Aim: Below are entries to be transcribed exactly; exclude the pictures from the copy.

Records from a collection of figures:
# # # #

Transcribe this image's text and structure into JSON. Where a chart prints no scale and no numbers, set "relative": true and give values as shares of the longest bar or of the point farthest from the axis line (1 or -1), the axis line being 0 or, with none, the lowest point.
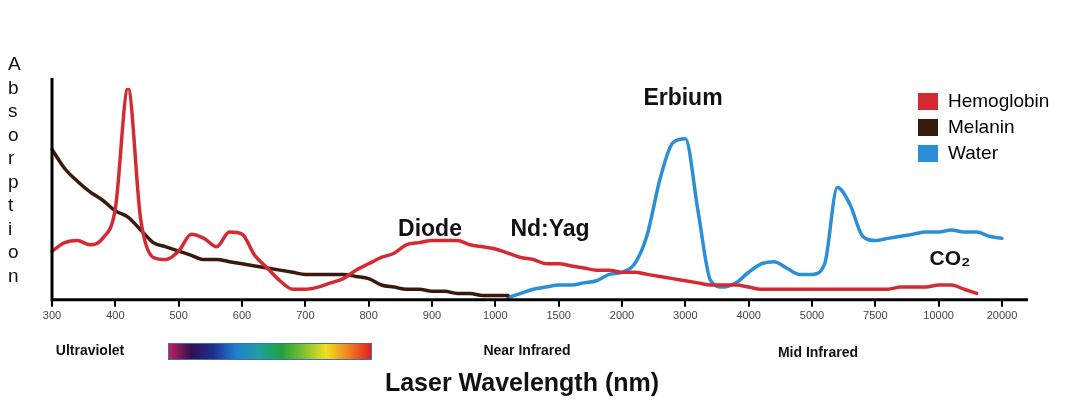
{
  "chart_data": {
    "type": "line",
    "xlabel": "Laser Wavelength (nm)",
    "ylabel": "Absorption",
    "relative": true,
    "legend": "top right",
    "marker": "none",
    "line_style": "solid",
    "grid": false,
    "categories": [
      "300",
      null,
      null,
      null,
      null,
      "400",
      null,
      null,
      null,
      null,
      "500",
      null,
      null,
      null,
      null,
      "600",
      null,
      null,
      null,
      null,
      "700",
      null,
      null,
      null,
      null,
      "800",
      null,
      null,
      null,
      null,
      "900",
      null,
      null,
      null,
      null,
      "1000",
      null,
      null,
      null,
      null,
      "1500",
      null,
      null,
      null,
      null,
      "2000",
      null,
      null,
      null,
      null,
      "3000",
      null,
      null,
      null,
      null,
      "4000",
      null,
      null,
      null,
      null,
      "5000",
      null,
      null,
      null,
      null,
      "7500",
      null,
      null,
      null,
      null,
      "10000",
      null,
      null,
      null,
      null,
      "20000"
    ],
    "series": [
      {
        "name": "Hemoglobin",
        "color": "#d42a32",
        "values": [
          0.23,
          0.27,
          0.28,
          0.26,
          0.29,
          0.43,
          1,
          0.38,
          0.2,
          0.19,
          0.23,
          0.31,
          0.29,
          0.25,
          0.32,
          0.31,
          0.21,
          0.15,
          0.09,
          0.05,
          0.05,
          0.06,
          0.08,
          0.1,
          0.14,
          0.17,
          0.2,
          0.22,
          0.26,
          0.27,
          0.28,
          0.28,
          0.28,
          0.26,
          0.25,
          0.24,
          0.22,
          0.2,
          0.19,
          0.17,
          0.17,
          0.16,
          0.15,
          0.14,
          0.14,
          0.13,
          0.13,
          0.12,
          0.11,
          0.1,
          0.09,
          0.08,
          0.07,
          0.07,
          0.07,
          0.06,
          0.05,
          0.05,
          0.05,
          0.05,
          0.05,
          0.05,
          0.05,
          0.05,
          0.05,
          0.05,
          0.05,
          0.06,
          0.06,
          0.06,
          0.07,
          0.07,
          0.05,
          0.03,
          null,
          null
        ]
      },
      {
        "name": "Melanin",
        "color": "#3b1a0e",
        "values": [
          0.71,
          0.62,
          0.56,
          0.51,
          0.47,
          0.42,
          0.39,
          0.33,
          0.27,
          0.25,
          0.23,
          0.21,
          0.19,
          0.19,
          0.18,
          0.17,
          0.16,
          0.15,
          0.14,
          0.13,
          0.12,
          0.12,
          0.12,
          0.12,
          0.11,
          0.1,
          0.07,
          0.06,
          0.05,
          0.05,
          0.04,
          0.04,
          0.03,
          0.03,
          0.02,
          0.02,
          0.02,
          null,
          null,
          null,
          null,
          null,
          null,
          null,
          null,
          null,
          null,
          null,
          null,
          null,
          null,
          null,
          null,
          null,
          null,
          null,
          null,
          null,
          null,
          null,
          null,
          null,
          null,
          null,
          null,
          null,
          null,
          null,
          null,
          null,
          null,
          null,
          null,
          null,
          null,
          null
        ]
      },
      {
        "name": "Water",
        "color": "#2a8fd6",
        "values": [
          null,
          null,
          null,
          null,
          null,
          null,
          null,
          null,
          null,
          null,
          null,
          null,
          null,
          null,
          null,
          null,
          null,
          null,
          null,
          null,
          null,
          null,
          null,
          null,
          null,
          null,
          null,
          null,
          null,
          null,
          null,
          null,
          null,
          null,
          null,
          null,
          0.01,
          0.03,
          0.05,
          0.06,
          0.07,
          0.07,
          0.08,
          0.09,
          0.12,
          0.13,
          0.17,
          0.31,
          0.57,
          0.74,
          0.76,
          0.42,
          0.09,
          0.06,
          0.08,
          0.13,
          0.17,
          0.18,
          0.15,
          0.12,
          0.12,
          0.17,
          0.53,
          0.45,
          0.3,
          0.28,
          0.29,
          0.3,
          0.31,
          0.32,
          0.32,
          0.33,
          0.32,
          0.32,
          0.3,
          0.29
        ]
      }
    ],
    "annotations": [
      "Diode",
      "Nd:Yag",
      "Erbium",
      "CO₂",
      "Ultraviolet",
      "Near Infrared",
      "Mid Infrared"
    ]
  }
}
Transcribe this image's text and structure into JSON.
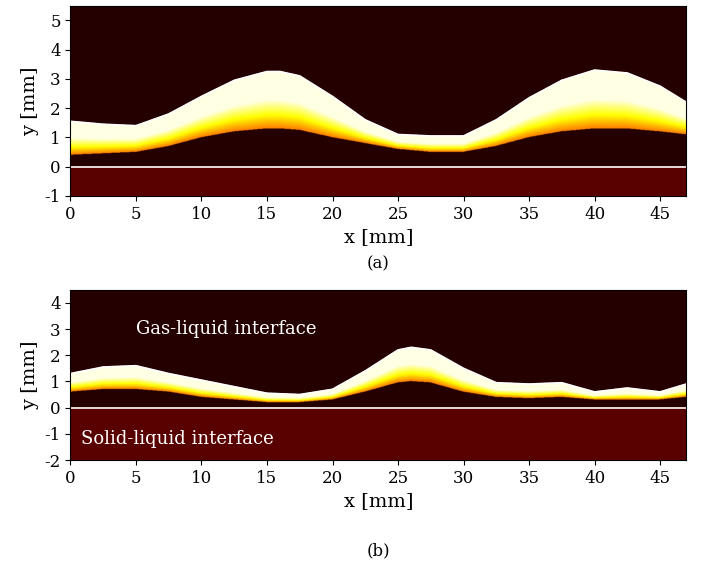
{
  "chart_data": [
    {
      "type": "image_profile",
      "panel_label": "(a)",
      "x_label": "x [mm]",
      "y_label": "y [mm]",
      "xlim": [
        0,
        47
      ],
      "ylim": [
        -1,
        5.5
      ],
      "xticks": [
        0,
        5,
        10,
        15,
        20,
        25,
        30,
        35,
        40,
        45
      ],
      "yticks": [
        -1,
        0,
        1,
        2,
        3,
        4,
        5
      ],
      "series": [
        {
          "color": "#ffffff",
          "line_style": "solid",
          "x": [
            0,
            2.5,
            5,
            7.5,
            10,
            12.5,
            15,
            16,
            17.5,
            20,
            22.5,
            25,
            27.5,
            30,
            32.5,
            35,
            37.5,
            40,
            42.5,
            45,
            47
          ],
          "values": [
            1.55,
            1.45,
            1.4,
            1.8,
            2.4,
            2.95,
            3.25,
            3.25,
            3.1,
            2.4,
            1.6,
            1.1,
            1.05,
            1.05,
            1.6,
            2.35,
            2.95,
            3.3,
            3.2,
            2.75,
            2.2
          ],
          "lower": [
            0.4,
            0.45,
            0.5,
            0.7,
            1.0,
            1.2,
            1.3,
            1.3,
            1.25,
            1.0,
            0.8,
            0.6,
            0.5,
            0.5,
            0.7,
            1.0,
            1.2,
            1.3,
            1.3,
            1.2,
            1.1
          ]
        },
        {
          "color": "#ffffff",
          "line_style": "solid",
          "x": [
            0,
            47
          ],
          "values": [
            0,
            0
          ]
        }
      ],
      "annotations": []
    },
    {
      "type": "image_profile",
      "panel_label": "(b)",
      "x_label": "x [mm]",
      "y_label": "y [mm]",
      "xlim": [
        0,
        47
      ],
      "ylim": [
        -2,
        4.5
      ],
      "xticks": [
        0,
        5,
        10,
        15,
        20,
        25,
        30,
        35,
        40,
        45
      ],
      "yticks": [
        -2,
        -1,
        0,
        1,
        2,
        3,
        4
      ],
      "series": [
        {
          "color": "#ffffff",
          "line_style": "solid",
          "x": [
            0,
            2.5,
            5,
            7.5,
            10,
            12.5,
            15,
            17.5,
            20,
            22.5,
            25,
            26,
            27.5,
            30,
            32.5,
            35,
            37.5,
            40,
            42.5,
            45,
            47
          ],
          "values": [
            1.3,
            1.55,
            1.6,
            1.3,
            1.05,
            0.8,
            0.55,
            0.5,
            0.7,
            1.4,
            2.2,
            2.3,
            2.2,
            1.5,
            0.95,
            0.9,
            0.95,
            0.6,
            0.75,
            0.6,
            0.9
          ],
          "lower": [
            0.6,
            0.7,
            0.7,
            0.6,
            0.4,
            0.3,
            0.2,
            0.2,
            0.3,
            0.6,
            0.95,
            1.0,
            0.95,
            0.6,
            0.4,
            0.35,
            0.4,
            0.3,
            0.3,
            0.3,
            0.4
          ]
        },
        {
          "color": "#ffffff",
          "line_style": "solid",
          "x": [
            0,
            47
          ],
          "values": [
            0,
            0
          ]
        }
      ],
      "annotations": [
        {
          "text": "Gas-liquid interface",
          "x": 5,
          "y": 3.0
        },
        {
          "text": "Solid-liquid interface",
          "x": 0.8,
          "y": -1.2
        }
      ]
    }
  ]
}
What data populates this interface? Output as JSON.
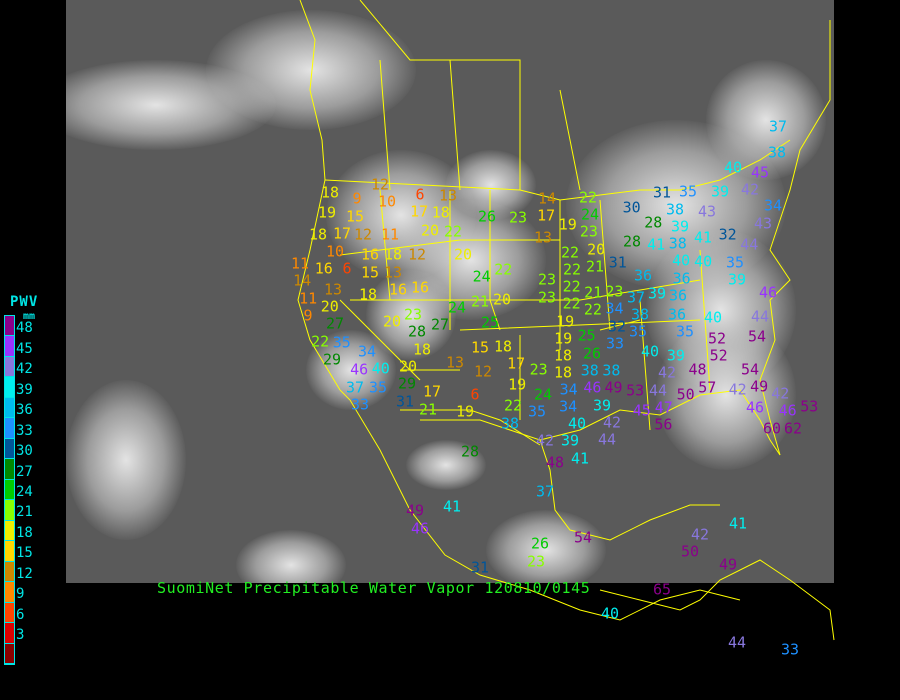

# # # #

Output of the exercise:
Transcribe this image's text and structure into JSON. Where a chart prints no scale and no numbers, set "relative": true and give values as shares of the longest bar or of the point farthest from the axis line (1 or -1), the axis line being 0 or, with none, the lowest point.
{
  "chart_data": {
    "type": "line",
    "xlabel": "Laser Wavelength (nm)",
    "ylabel": "Absorption",
    "relative": true,
    "legend": "top right",
    "marker": "none",
    "line_style": "solid",
    "grid": false,
    "categories": [
      "300",
      null,
      null,
      null,
      null,
      "400",
      null,
      null,
      null,
      null,
      "500",
      null,
      null,
      null,
      null,
      "600",
      null,
      null,
      null,
      null,
      "700",
      null,
      null,
      null,
      null,
      "800",
      null,
      null,
      null,
      null,
      "900",
      null,
      null,
      null,
      null,
      "1000",
      null,
      null,
      null,
      null,
      "1500",
      null,
      null,
      null,
      null,
      "2000",
      null,
      null,
      null,
      null,
      "3000",
      null,
      null,
      null,
      null,
      "4000",
      null,
      null,
      null,
      null,
      "5000",
      null,
      null,
      null,
      null,
      "7500",
      null,
      null,
      null,
      null,
      "10000",
      null,
      null,
      null,
      null,
      "20000"
    ],
    "series": [
      {
        "name": "Hemoglobin",
        "color": "#d42a32",
        "values": [
          0.23,
          0.27,
          0.28,
          0.26,
          0.29,
          0.43,
          1,
          0.38,
          0.2,
          0.19,
          0.23,
          0.31,
          0.29,
          0.25,
          0.32,
          0.31,
          0.21,
          0.15,
          0.09,
          0.05,
          0.05,
          0.06,
          0.08,
          0.1,
          0.14,
          0.17,
          0.2,
          0.22,
          0.26,
          0.27,
          0.28,
          0.28,
          0.28,
          0.26,
          0.25,
          0.24,
          0.22,
          0.2,
          0.19,
          0.17,
          0.17,
          0.16,
          0.15,
          0.14,
          0.14,
          0.13,
          0.13,
          0.12,
          0.11,
          0.1,
          0.09,
          0.08,
          0.07,
          0.07,
          0.07,
          0.06,
          0.05,
          0.05,
          0.05,
          0.05,
          0.05,
          0.05,
          0.05,
          0.05,
          0.05,
          0.05,
          0.05,
          0.06,
          0.06,
          0.06,
          0.07,
          0.07,
          0.05,
          0.03,
          null,
          null
        ]
      },
      {
        "name": "Melanin",
        "color": "#3b1a0e",
        "values": [
          0.71,
          0.62,
          0.56,
          0.51,
          0.47,
          0.42,
          0.39,
          0.33,
          0.27,
          0.25,
          0.23,
          0.21,
          0.19,
          0.19,
          0.18,
          0.17,
          0.16,
          0.15,
          0.14,
          0.13,
          0.12,
          0.12,
          0.12,
          0.12,
          0.11,
          0.1,
          0.07,
          0.06,
          0.05,
          0.05,
          0.04,
          0.04,
          0.03,
          0.03,
          0.02,
          0.02,
          0.02,
          null,
          null,
          null,
          null,
          null,
          null,
          null,
          null,
          null,
          null,
          null,
          null,
          null,
          null,
          null,
          null,
          null,
          null,
          null,
          null,
          null,
          null,
          null,
          null,
          null,
          null,
          null,
          null,
          null,
          null,
          null,
          null,
          null,
          null,
          null,
          null,
          null,
          null,
          null
        ]
      },
      {
        "name": "Water",
        "color": "#2a8fd6",
        "values": [
          null,
          null,
          null,
          null,
          null,
          null,
          null,
          null,
          null,
          null,
          null,
          null,
          null,
          null,
          null,
          null,
          null,
          null,
          null,
          null,
          null,
          null,
          null,
          null,
          null,
          null,
          null,
          null,
          null,
          null,
          null,
          null,
          null,
          null,
          null,
          null,
          0.01,
          0.03,
          0.05,
          0.06,
          0.07,
          0.07,
          0.08,
          0.09,
          0.12,
          0.13,
          0.17,
          0.31,
          0.57,
          0.74,
          0.76,
          0.42,
          0.09,
          0.06,
          0.08,
          0.13,
          0.17,
          0.18,
          0.15,
          0.12,
          0.12,
          0.17,
          0.53,
          0.45,
          0.3,
          0.28,
          0.29,
          0.3,
          0.31,
          0.32,
          0.32,
          0.33,
          0.32,
          0.32,
          0.3,
          0.29
        ]
      }
    ],
    "annotations": [
      "Diode",
      "Nd:Yag",
      "Erbium",
      "CO₂",
      "Ultraviolet",
      "Near Infrared",
      "Mid Infrared"
    ]
  }
}
Transcribe this image's text and structure into JSON.
{
  "chart_data": [
    {
      "type": "image_profile",
      "panel_label": "(a)",
      "x_label": "x [mm]",
      "y_label": "y [mm]",
      "xlim": [
        0,
        47
      ],
      "ylim": [
        -1,
        5.5
      ],
      "xticks": [
        0,
        5,
        10,
        15,
        20,
        25,
        30,
        35,
        40,
        45
      ],
      "yticks": [
        -1,
        0,
        1,
        2,
        3,
        4,
        5
      ],
      "series": [
        {
          "color": "#ffffff",
          "line_style": "solid",
          "x": [
            0,
            2.5,
            5,
            7.5,
            10,
            12.5,
            15,
            16,
            17.5,
            20,
            22.5,
            25,
            27.5,
            30,
            32.5,
            35,
            37.5,
            40,
            42.5,
            45,
            47
          ],
          "values": [
            1.55,
            1.45,
            1.4,
            1.8,
            2.4,
            2.95,
            3.25,
            3.25,
            3.1,
            2.4,
            1.6,
            1.1,
            1.05,
            1.05,
            1.6,
            2.35,
            2.95,
            3.3,
            3.2,
            2.75,
            2.2
          ],
          "lower": [
            0.4,
            0.45,
            0.5,
            0.7,
            1.0,
            1.2,
            1.3,
            1.3,
            1.25,
            1.0,
            0.8,
            0.6,
            0.5,
            0.5,
            0.7,
            1.0,
            1.2,
            1.3,
            1.3,
            1.2,
            1.1
          ]
        },
        {
          "color": "#ffffff",
          "line_style": "solid",
          "x": [
            0,
            47
          ],
          "values": [
            0,
            0
          ]
        }
      ],
      "annotations": []
    },
    {
      "type": "image_profile",
      "panel_label": "(b)",
      "x_label": "x [mm]",
      "y_label": "y [mm]",
      "xlim": [
        0,
        47
      ],
      "ylim": [
        -2,
        4.5
      ],
      "xticks": [
        0,
        5,
        10,
        15,
        20,
        25,
        30,
        35,
        40,
        45
      ],
      "yticks": [
        -2,
        -1,
        0,
        1,
        2,
        3,
        4
      ],
      "series": [
        {
          "color": "#ffffff",
          "line_style": "solid",
          "x": [
            0,
            2.5,
            5,
            7.5,
            10,
            12.5,
            15,
            17.5,
            20,
            22.5,
            25,
            26,
            27.5,
            30,
            32.5,
            35,
            37.5,
            40,
            42.5,
            45,
            47
          ],
          "values": [
            1.3,
            1.55,
            1.6,
            1.3,
            1.05,
            0.8,
            0.55,
            0.5,
            0.7,
            1.4,
            2.2,
            2.3,
            2.2,
            1.5,
            0.95,
            0.9,
            0.95,
            0.6,
            0.75,
            0.6,
            0.9
          ],
          "lower": [
            0.6,
            0.7,
            0.7,
            0.6,
            0.4,
            0.3,
            0.2,
            0.2,
            0.3,
            0.6,
            0.95,
            1.0,
            0.95,
            0.6,
            0.4,
            0.35,
            0.4,
            0.3,
            0.3,
            0.3,
            0.4
          ]
        },
        {
          "color": "#ffffff",
          "line_style": "solid",
          "x": [
            0,
            47
          ],
          "values": [
            0,
            0
          ]
        }
      ],
      "annotations": [
        {
          "text": "Gas-liquid interface",
          "x": 5,
          "y": 3.0
        },
        {
          "text": "Solid-liquid interface",
          "x": 0.8,
          "y": -1.2
        }
      ]
    }
  ]
}
What data populates this interface? Output as JSON.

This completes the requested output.